* Saved entries
--------

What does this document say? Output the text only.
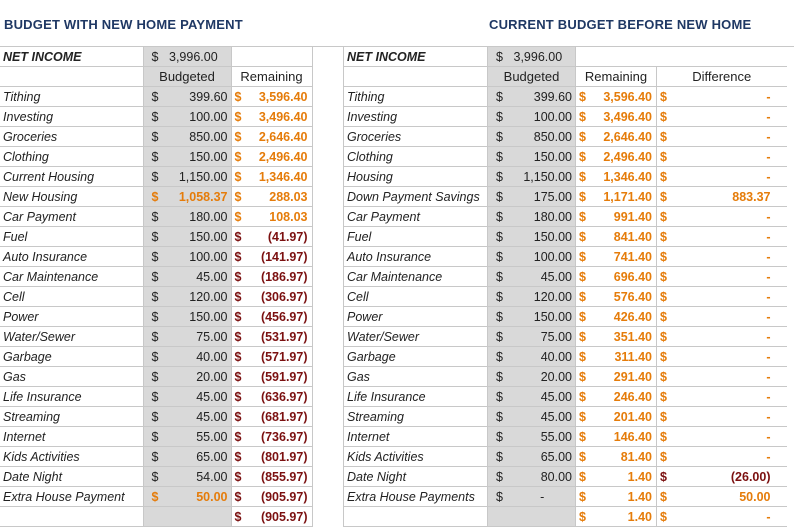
BUDGET WITH NEW HOME PAYMENT	CURRENT BUDGET BEFORE NEW HOME
NET INCOME	$	3,996.00		
	Budgeted		Remaining	
Tithing	$	399.60	$	3,596.40
Investing	$	100.00	$	3,496.40
Groceries	$	850.00	$	2,646.40
Clothing	$	150.00	$	2,496.40
Current Housing	$	1,150.00	$	1,346.40
New Housing	$	1,058.37	$	288.03
Car Payment	$	180.00	$	108.03
Fuel	$	150.00	$	(41.97)
Auto Insurance	$	100.00	$	(141.97)
Car Maintenance	$	45.00	$	(186.97)
Cell	$	120.00	$	(306.97)
Power	$	150.00	$	(456.97)
Water/Sewer	$	75.00	$	(531.97)
Garbage	$	40.00	$	(571.97)
Gas	$	20.00	$	(591.97)
Life Insurance	$	45.00	$	(636.97)
Streaming	$	45.00	$	(681.97)
Internet	$	55.00	$	(736.97)
Kids Activities	$	65.00	$	(801.97)
Date Night	$	54.00	$	(855.97)
Extra House Payment	$	50.00	$	(905.97)
			$	(905.97)
NET INCOME	$	3,996.00				
	Budgeted		Remaining		Difference	
Tithing	$	399.60	$	3,596.40	$	-
Investing	$	100.00	$	3,496.40	$	-
Groceries	$	850.00	$	2,646.40	$	-
Clothing	$	150.00	$	2,496.40	$	-
Housing	$	1,150.00	$	1,346.40	$	-
Down Payment Savings	$	175.00	$	1,171.40	$	883.37
Car Payment	$	180.00	$	991.40	$	-
Fuel	$	150.00	$	841.40	$	-
Auto Insurance	$	100.00	$	741.40	$	-
Car Maintenance	$	45.00	$	696.40	$	-
Cell	$	120.00	$	576.40	$	-
Power	$	150.00	$	426.40	$	-
Water/Sewer	$	75.00	$	351.40	$	-
Garbage	$	40.00	$	311.40	$	-
Gas	$	20.00	$	291.40	$	-
Life Insurance	$	45.00	$	246.40	$	-
Streaming	$	45.00	$	201.40	$	-
Internet	$	55.00	$	146.40	$	-
Kids Activities	$	65.00	$	81.40	$	-
Date Night	$	80.00	$	1.40	$	(26.00)
Extra House Payments	$	-	$	1.40	$	50.00
			$	1.40	$	-
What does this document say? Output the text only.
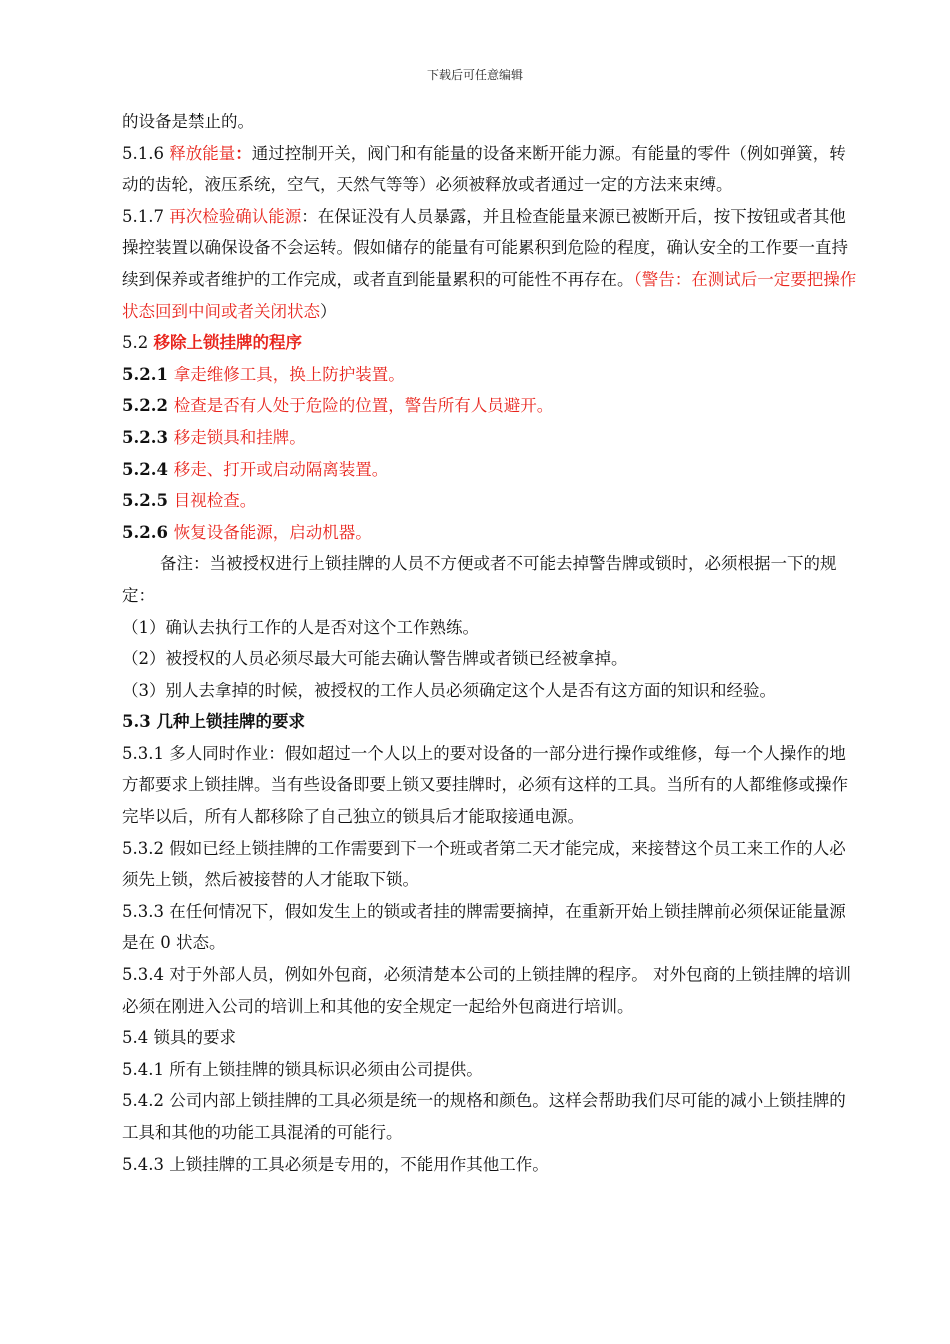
下载后可任意编辑

的设备是禁止的。

5.1.6 释放能量：通过控制开关，阀门和有能量的设备来断开能力源。有能量的零件（例如弹簧，转动的齿轮，液压系统，空气，天然气等等）必须被释放或者通过一定的方法来束缚。

5.1.7 再次检验确认能源：在保证没有人员暴露，并且检查能量来源已被断开后，按下按钮或者其他操控装置以确保设备不会运转。假如储存的能量有可能累积到危险的程度，确认安全的工作要一直持续到保养或者维护的工作完成，或者直到能量累积的可能性不再存在。（警告：在测试后一定要把操作状态回到中间或者关闭状态）

5.2 移除上锁挂牌的程序

5.2.1 拿走维修工具，换上防护装置。

5.2.2 检查是否有人处于危险的位置，警告所有人员避开。

5.2.3 移走锁具和挂牌。

5.2.4 移走、打开或启动隔离装置。

5.2.5 目视检查。

5.2.6 恢复设备能源，启动机器。

备注：当被授权进行上锁挂牌的人员不方便或者不可能去掉警告牌或锁时，必须根据一下的规定：

（1）确认去执行工作的人是否对这个工作熟练。

（2）被授权的人员必须尽最大可能去确认警告牌或者锁已经被拿掉。

（3）别人去拿掉的时候，被授权的工作人员必须确定这个人是否有这方面的知识和经验。

5.3 几种上锁挂牌的要求

5.3.1 多人同时作业：假如超过一个人以上的要对设备的一部分进行操作或维修，每一个人操作的地方都要求上锁挂牌。当有些设备即要上锁又要挂牌时，必须有这样的工具。当所有的人都维修或操作完毕以后，所有人都移除了自己独立的锁具后才能取接通电源。

5.3.2 假如已经上锁挂牌的工作需要到下一个班或者第二天才能完成，来接替这个员工来工作的人必须先上锁，然后被接替的人才能取下锁。

5.3.3 在任何情况下，假如发生上的锁或者挂的牌需要摘掉，在重新开始上锁挂牌前必须保证能量源是在 0 状态。

5.3.4 对于外部人员，例如外包商，必须清楚本公司的上锁挂牌的程序。 对外包商的上锁挂牌的培训必须在刚进入公司的培训上和其他的安全规定一起给外包商进行培训。

5.4 锁具的要求

5.4.1 所有上锁挂牌的锁具标识必须由公司提供。

5.4.2 公司内部上锁挂牌的工具必须是统一的规格和颜色。这样会帮助我们尽可能的减小上锁挂牌的工具和其他的功能工具混淆的可能行。

5.4.3 上锁挂牌的工具必须是专用的，不能用作其他工作。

--------

* Task directions
State how many lines of the listing include "Investing", and nothing more.

* Response for this exercise
2